### Material provided
--- Begin ---
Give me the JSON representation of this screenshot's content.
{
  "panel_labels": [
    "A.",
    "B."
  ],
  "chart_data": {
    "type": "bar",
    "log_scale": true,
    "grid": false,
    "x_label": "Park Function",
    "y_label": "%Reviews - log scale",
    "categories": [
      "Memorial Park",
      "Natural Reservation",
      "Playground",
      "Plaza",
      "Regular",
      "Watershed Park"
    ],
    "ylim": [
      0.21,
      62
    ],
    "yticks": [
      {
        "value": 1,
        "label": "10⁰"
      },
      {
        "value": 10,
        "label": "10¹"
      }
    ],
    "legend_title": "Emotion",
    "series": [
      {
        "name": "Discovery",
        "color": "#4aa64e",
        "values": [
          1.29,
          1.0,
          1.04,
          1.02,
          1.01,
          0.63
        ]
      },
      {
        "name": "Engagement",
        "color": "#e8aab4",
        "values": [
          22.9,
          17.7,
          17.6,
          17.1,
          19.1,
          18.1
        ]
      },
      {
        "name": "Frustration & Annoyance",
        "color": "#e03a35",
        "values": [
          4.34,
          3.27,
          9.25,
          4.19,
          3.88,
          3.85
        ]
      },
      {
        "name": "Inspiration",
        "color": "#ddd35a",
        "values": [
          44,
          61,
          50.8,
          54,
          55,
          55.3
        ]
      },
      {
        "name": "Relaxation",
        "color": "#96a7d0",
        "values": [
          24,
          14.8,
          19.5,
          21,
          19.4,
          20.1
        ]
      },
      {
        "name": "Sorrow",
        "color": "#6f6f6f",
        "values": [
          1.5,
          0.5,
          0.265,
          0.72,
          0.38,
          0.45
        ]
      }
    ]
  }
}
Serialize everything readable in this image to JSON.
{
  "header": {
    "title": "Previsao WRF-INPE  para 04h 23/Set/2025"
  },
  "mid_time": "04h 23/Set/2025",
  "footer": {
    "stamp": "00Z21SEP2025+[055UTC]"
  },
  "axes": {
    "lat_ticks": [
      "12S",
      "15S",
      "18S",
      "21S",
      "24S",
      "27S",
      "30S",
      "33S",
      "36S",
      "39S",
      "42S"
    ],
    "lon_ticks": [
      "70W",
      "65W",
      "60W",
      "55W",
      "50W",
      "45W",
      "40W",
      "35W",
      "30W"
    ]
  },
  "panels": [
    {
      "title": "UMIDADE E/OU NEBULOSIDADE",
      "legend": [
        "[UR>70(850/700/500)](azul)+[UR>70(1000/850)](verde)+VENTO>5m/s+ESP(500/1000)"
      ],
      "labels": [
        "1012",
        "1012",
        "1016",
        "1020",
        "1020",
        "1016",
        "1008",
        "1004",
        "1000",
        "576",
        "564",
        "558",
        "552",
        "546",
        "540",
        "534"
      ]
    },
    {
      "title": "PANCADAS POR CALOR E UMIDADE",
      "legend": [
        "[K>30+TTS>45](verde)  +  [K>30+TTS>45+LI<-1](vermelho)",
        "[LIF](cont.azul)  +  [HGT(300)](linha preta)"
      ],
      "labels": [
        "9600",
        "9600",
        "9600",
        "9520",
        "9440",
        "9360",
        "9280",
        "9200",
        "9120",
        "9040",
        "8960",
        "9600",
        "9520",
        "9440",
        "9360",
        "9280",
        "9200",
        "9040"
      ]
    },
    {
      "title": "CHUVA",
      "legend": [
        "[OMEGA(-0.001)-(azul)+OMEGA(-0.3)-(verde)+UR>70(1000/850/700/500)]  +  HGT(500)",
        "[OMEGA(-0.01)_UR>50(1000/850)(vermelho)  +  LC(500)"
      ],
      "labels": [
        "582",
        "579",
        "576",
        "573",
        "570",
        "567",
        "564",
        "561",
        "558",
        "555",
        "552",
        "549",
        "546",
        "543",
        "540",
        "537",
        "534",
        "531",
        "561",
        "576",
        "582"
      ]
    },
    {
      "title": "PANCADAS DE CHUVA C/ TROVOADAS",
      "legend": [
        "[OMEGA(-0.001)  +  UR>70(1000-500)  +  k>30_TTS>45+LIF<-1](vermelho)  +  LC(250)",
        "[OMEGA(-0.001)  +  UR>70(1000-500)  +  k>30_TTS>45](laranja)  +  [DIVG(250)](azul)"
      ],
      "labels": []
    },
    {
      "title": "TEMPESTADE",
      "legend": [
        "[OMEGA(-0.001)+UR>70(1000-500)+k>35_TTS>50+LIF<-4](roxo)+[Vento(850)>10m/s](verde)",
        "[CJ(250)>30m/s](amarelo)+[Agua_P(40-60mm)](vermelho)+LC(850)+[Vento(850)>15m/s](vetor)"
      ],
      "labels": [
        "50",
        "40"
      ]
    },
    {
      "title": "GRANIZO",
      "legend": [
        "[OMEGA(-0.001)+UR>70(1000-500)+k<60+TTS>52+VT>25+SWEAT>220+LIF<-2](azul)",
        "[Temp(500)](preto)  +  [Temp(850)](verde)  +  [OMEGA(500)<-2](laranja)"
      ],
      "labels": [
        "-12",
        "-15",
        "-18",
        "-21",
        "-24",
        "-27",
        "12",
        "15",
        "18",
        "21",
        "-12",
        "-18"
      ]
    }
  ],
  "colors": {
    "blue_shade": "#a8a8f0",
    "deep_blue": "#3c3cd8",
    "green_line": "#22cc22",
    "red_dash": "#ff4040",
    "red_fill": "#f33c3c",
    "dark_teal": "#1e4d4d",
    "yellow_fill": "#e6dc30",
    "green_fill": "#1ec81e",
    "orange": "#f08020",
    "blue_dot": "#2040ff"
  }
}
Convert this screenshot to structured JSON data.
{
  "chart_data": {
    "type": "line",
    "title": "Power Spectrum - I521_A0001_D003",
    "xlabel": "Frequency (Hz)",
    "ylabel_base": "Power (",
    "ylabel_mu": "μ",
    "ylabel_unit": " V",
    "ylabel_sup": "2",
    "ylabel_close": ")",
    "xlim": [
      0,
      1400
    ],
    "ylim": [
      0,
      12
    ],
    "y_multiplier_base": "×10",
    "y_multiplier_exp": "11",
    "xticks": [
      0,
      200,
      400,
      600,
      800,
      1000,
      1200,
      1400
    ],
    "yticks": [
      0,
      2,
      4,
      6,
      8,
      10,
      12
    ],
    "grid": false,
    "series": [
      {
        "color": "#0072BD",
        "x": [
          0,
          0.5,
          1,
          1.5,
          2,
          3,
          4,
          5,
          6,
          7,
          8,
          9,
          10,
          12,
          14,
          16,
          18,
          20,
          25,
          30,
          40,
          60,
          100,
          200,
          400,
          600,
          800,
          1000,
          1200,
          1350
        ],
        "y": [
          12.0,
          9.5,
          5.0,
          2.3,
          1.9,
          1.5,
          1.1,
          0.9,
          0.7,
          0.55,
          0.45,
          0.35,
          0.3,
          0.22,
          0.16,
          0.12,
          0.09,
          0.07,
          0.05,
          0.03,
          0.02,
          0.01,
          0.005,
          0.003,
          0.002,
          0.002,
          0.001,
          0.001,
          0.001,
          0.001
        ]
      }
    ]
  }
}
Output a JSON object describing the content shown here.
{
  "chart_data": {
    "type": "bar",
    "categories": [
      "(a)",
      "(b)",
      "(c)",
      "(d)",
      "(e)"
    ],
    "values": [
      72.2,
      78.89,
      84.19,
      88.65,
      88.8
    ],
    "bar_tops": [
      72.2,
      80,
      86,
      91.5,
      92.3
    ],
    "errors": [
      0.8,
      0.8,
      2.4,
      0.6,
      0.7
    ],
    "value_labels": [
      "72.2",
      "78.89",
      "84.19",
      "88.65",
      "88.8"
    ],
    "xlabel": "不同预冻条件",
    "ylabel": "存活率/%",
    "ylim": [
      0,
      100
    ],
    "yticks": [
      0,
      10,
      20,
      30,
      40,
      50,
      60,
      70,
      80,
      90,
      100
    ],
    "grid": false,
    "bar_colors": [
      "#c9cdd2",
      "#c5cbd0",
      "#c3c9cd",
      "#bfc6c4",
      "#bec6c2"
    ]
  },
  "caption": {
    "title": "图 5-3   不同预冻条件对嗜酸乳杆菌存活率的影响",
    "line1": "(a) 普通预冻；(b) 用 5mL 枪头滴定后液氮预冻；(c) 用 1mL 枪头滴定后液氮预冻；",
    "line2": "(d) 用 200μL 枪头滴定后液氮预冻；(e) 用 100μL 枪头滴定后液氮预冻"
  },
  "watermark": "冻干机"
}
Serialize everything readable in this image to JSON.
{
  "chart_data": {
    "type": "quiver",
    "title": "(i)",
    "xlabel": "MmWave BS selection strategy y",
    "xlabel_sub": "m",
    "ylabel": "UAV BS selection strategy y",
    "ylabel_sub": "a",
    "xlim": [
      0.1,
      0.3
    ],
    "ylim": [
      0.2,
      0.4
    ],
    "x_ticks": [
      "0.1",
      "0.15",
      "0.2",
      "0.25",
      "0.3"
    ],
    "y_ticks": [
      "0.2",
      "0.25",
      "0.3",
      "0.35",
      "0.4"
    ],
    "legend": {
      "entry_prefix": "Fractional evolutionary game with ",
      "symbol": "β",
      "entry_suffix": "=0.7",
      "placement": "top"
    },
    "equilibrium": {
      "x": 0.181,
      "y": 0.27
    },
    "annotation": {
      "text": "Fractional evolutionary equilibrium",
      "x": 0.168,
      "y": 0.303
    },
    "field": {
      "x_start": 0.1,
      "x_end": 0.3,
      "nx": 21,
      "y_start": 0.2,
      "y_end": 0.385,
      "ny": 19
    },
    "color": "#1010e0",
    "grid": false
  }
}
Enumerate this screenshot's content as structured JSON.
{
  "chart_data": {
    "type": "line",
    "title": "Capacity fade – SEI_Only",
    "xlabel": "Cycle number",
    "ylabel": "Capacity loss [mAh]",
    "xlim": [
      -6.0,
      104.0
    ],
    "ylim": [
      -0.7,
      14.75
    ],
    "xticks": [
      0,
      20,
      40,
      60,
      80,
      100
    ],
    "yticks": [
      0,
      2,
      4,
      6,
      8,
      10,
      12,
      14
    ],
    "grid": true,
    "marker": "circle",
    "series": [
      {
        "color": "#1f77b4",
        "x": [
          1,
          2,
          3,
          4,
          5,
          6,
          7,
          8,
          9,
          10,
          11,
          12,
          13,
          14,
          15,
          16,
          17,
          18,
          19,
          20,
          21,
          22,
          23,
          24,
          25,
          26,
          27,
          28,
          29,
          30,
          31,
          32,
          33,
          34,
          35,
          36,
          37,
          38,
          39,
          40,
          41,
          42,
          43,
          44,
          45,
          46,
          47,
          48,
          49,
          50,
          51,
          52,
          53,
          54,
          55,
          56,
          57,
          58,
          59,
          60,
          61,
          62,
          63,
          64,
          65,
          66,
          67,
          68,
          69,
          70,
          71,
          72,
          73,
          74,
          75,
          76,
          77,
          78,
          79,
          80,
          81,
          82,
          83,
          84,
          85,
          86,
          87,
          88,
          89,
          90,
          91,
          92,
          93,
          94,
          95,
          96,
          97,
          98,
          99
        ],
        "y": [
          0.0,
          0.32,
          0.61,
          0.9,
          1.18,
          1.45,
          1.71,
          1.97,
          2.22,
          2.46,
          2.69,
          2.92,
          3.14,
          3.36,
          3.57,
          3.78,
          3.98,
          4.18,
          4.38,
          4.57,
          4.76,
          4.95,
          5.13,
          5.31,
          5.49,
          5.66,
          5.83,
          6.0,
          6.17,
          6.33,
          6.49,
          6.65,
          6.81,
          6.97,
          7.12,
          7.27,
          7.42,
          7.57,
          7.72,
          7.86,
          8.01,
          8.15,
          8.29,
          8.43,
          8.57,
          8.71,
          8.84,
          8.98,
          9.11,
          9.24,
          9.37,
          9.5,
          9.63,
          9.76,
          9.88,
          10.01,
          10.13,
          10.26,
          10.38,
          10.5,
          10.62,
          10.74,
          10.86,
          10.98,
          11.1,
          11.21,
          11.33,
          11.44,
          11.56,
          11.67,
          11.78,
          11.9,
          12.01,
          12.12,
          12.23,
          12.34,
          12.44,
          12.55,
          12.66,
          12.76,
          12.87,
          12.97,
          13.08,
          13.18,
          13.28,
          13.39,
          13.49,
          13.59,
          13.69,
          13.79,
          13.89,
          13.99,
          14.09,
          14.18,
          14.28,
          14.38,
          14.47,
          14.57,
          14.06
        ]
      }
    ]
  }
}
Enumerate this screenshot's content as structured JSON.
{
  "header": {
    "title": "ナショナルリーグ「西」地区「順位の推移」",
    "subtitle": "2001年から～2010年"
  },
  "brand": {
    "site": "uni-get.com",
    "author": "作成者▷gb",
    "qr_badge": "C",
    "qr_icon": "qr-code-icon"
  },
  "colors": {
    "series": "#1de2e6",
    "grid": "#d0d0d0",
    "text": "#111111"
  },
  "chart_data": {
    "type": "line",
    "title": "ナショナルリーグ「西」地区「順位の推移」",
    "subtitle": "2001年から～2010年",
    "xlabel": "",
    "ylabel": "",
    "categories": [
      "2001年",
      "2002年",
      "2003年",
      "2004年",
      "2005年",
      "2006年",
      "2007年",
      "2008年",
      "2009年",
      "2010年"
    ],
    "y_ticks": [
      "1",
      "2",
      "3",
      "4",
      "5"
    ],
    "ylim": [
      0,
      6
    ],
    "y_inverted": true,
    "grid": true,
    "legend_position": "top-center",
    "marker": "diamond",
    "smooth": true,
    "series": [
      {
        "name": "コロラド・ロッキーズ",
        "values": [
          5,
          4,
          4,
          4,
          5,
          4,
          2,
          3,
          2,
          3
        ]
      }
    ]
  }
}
--- End ---
### The task
Identify every line above with the string "strategy" in it. Copy those lines.

### Answer to this task
    "xlabel": "MmWave BS selection strategy y",
    "ylabel": "UAV BS selection strategy y",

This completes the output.